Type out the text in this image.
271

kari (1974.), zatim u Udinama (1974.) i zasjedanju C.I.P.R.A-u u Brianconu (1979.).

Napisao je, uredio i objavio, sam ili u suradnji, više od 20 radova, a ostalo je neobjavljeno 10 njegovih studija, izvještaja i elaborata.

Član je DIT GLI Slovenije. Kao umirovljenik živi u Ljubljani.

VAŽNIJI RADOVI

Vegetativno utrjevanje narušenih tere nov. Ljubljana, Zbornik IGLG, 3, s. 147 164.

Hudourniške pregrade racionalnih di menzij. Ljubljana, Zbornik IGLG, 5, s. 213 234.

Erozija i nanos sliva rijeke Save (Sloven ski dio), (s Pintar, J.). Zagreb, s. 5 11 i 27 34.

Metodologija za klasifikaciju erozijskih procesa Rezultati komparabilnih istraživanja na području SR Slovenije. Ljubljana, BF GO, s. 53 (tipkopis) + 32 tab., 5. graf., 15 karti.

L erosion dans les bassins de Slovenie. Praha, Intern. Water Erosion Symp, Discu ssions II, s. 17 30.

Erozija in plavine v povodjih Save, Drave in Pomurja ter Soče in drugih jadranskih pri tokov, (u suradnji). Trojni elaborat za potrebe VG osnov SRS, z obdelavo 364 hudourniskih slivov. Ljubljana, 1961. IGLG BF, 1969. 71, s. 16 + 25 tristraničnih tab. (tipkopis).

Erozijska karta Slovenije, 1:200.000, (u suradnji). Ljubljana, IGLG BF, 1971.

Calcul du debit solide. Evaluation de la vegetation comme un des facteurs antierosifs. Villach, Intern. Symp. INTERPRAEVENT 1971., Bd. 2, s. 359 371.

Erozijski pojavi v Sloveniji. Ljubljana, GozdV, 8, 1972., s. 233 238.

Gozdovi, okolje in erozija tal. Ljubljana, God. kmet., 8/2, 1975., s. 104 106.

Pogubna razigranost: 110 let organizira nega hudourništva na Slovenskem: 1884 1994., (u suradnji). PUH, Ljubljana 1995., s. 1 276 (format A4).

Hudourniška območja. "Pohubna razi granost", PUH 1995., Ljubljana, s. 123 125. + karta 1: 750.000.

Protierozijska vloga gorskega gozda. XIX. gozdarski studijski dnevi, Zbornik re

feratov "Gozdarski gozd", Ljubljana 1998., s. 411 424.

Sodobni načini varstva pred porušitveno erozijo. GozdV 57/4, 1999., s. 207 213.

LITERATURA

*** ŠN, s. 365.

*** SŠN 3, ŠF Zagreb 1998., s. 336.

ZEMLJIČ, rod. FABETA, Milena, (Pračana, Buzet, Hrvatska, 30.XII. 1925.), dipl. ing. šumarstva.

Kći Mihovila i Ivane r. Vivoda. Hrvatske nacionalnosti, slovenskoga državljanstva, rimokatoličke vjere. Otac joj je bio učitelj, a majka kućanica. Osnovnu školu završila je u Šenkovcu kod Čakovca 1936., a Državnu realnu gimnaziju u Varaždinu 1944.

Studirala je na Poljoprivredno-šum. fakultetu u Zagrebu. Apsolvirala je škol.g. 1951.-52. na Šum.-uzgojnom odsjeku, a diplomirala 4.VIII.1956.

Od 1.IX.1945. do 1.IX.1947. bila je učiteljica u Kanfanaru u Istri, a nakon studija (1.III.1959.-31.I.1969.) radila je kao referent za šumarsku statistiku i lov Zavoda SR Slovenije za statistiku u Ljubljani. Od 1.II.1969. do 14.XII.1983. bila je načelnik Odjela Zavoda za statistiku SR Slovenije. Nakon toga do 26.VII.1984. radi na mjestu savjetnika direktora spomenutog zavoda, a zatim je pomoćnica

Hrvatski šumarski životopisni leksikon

────────────────────────────────────────

Copy out each line of the entries where the word "Symp" is found.

Response to this task =>
L erosion dans les bassins de Slovenie. Praha, Intern. Water Erosion Symp, Discu ssions II, s. 17 30.
Calcul du debit solide. Evaluation de la vegetation comme un des facteurs antierosifs. Villach, Intern. Symp. INTERPRAEVENT 1971., Bd. 2, s. 359 371.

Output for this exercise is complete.